= Given instruction =
Check each line of the listing below for the string "this", and copy the ones that have it.

== Dataset

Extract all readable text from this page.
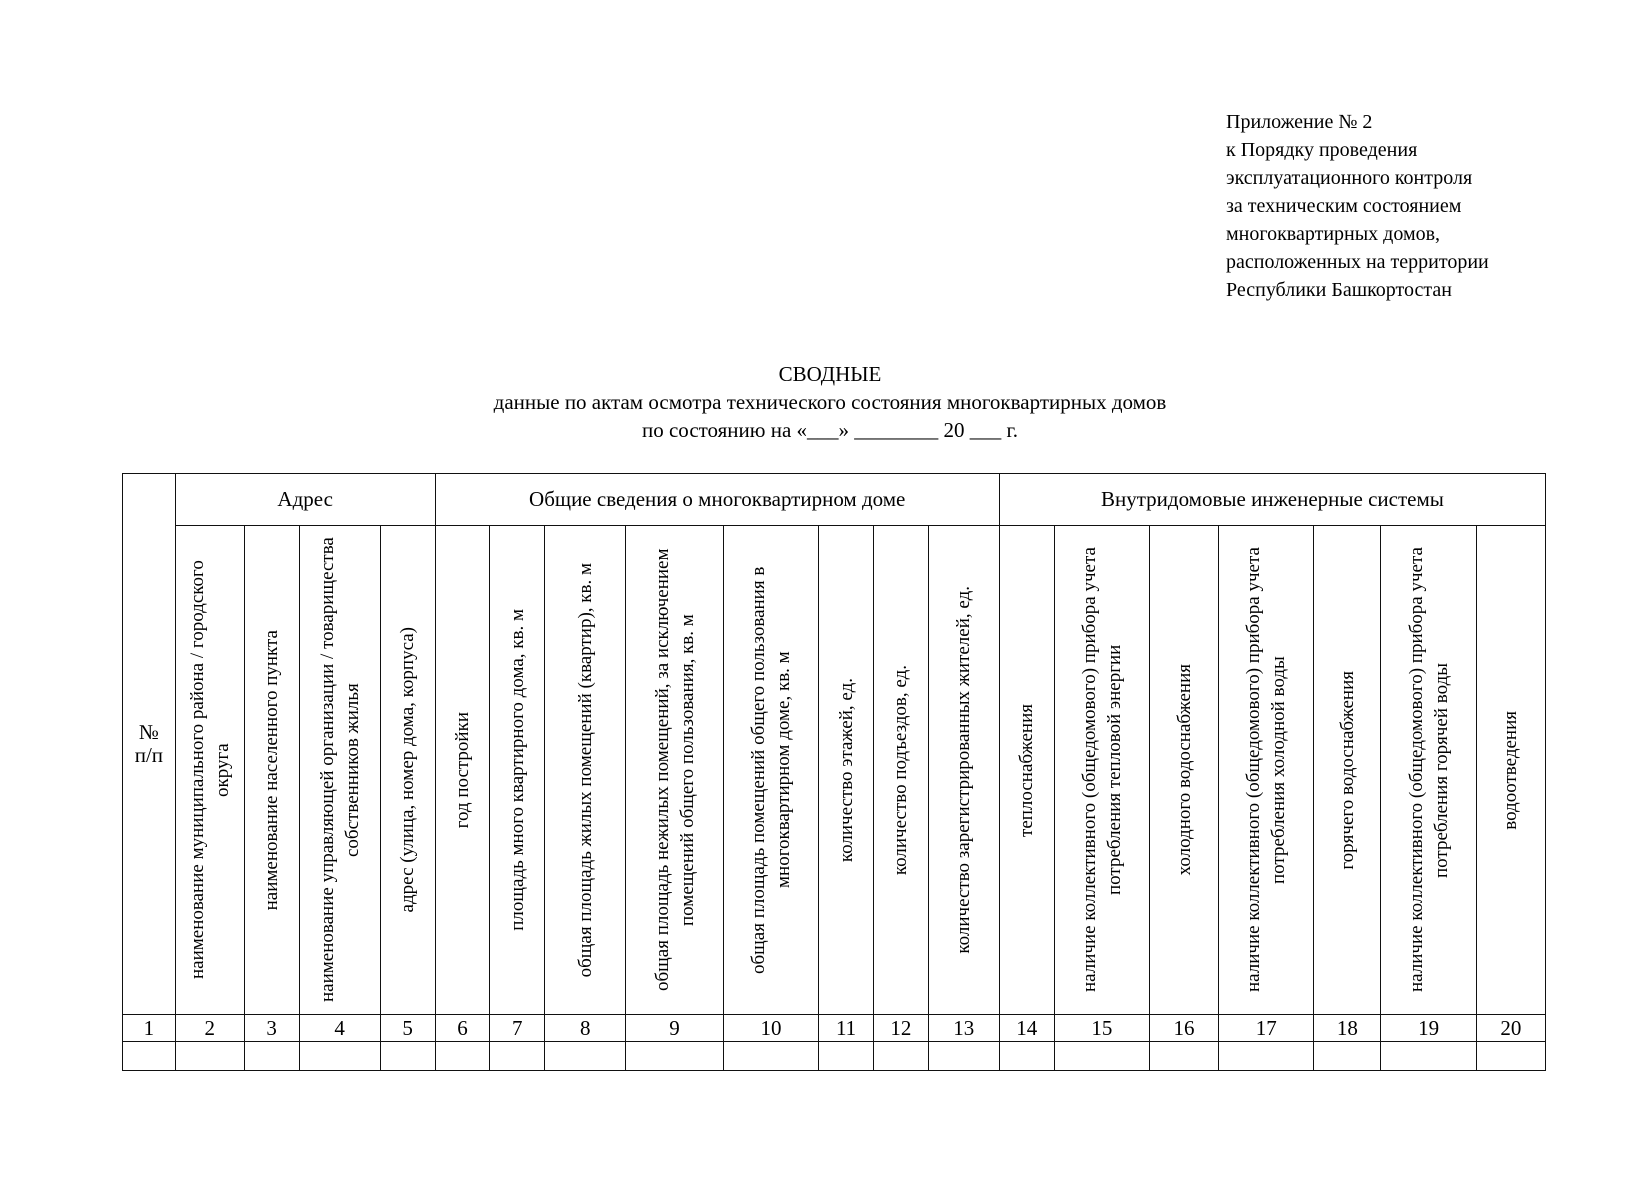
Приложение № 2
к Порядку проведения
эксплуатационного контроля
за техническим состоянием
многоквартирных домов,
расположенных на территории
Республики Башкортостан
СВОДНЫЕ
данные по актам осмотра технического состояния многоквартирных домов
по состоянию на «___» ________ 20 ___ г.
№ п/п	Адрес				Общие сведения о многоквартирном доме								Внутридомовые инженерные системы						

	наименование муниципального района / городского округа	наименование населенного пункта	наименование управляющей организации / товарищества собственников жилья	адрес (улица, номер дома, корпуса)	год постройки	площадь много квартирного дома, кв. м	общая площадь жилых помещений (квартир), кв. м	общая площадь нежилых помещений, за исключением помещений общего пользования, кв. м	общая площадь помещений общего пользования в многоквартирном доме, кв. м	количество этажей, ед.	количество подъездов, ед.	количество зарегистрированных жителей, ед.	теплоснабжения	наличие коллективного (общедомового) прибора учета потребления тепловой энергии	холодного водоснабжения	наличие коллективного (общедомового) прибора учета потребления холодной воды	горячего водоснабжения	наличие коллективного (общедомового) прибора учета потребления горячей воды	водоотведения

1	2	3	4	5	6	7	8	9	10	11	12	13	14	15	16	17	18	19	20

====
== Dataset

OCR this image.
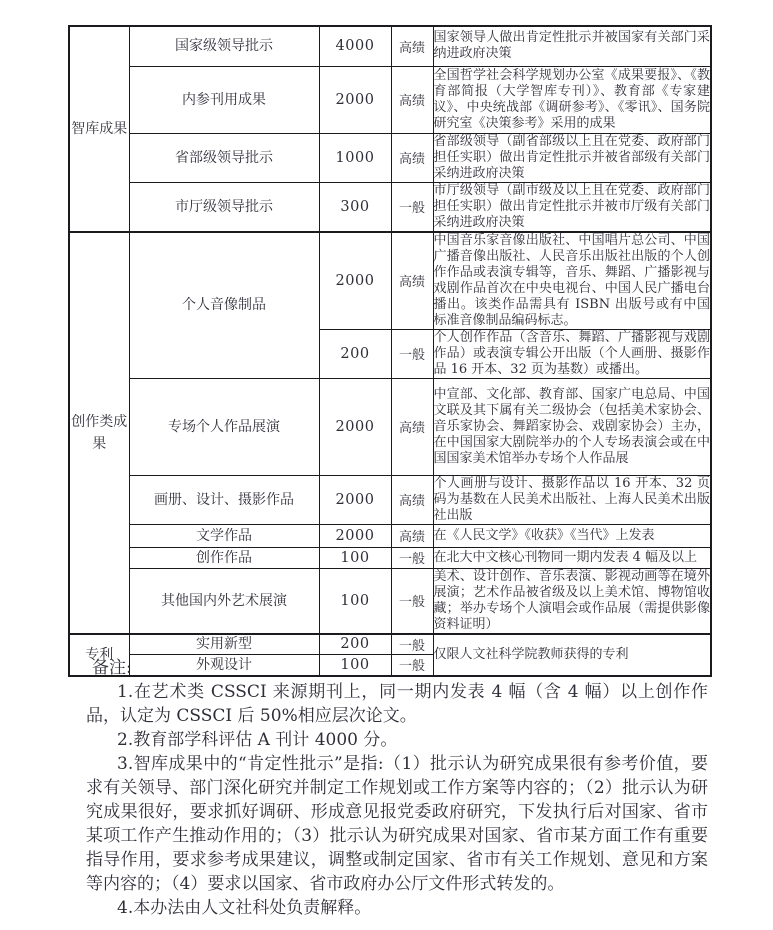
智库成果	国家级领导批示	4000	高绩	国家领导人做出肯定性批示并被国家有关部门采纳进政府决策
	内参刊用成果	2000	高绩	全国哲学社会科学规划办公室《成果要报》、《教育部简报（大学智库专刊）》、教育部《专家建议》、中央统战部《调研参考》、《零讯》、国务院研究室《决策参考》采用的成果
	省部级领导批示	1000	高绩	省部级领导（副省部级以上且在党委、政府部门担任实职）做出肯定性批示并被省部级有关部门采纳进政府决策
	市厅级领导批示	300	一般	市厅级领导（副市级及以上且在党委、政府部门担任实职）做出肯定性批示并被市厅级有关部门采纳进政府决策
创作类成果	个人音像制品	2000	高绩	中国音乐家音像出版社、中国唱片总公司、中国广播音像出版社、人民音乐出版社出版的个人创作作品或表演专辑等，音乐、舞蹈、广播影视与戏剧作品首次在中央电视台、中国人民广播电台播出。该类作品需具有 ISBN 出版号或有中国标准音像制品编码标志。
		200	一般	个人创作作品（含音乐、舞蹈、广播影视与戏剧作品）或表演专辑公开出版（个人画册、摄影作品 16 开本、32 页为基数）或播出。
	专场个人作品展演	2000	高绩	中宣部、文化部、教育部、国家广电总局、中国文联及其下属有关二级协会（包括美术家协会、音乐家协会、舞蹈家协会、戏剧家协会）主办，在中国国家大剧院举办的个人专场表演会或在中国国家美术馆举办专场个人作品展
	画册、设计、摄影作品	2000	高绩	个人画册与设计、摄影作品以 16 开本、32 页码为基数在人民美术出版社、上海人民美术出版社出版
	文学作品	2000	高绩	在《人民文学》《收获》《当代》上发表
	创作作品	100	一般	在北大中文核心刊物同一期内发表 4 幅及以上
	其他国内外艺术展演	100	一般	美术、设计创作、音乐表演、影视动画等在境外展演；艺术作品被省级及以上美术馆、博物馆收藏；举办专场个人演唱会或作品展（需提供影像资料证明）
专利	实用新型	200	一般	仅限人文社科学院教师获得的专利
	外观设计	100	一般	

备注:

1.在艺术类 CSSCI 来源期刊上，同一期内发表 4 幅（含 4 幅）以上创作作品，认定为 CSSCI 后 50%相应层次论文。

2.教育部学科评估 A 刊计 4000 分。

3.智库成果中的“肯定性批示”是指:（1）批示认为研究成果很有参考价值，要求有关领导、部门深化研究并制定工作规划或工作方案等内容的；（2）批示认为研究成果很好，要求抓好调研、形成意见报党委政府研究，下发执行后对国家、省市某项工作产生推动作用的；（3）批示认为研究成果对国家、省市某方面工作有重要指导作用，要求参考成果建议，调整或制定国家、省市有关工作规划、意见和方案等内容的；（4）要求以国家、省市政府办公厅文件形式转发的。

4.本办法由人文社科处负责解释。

====

= Solution to the problem =
Extract all readable text from this page.
OCR this image.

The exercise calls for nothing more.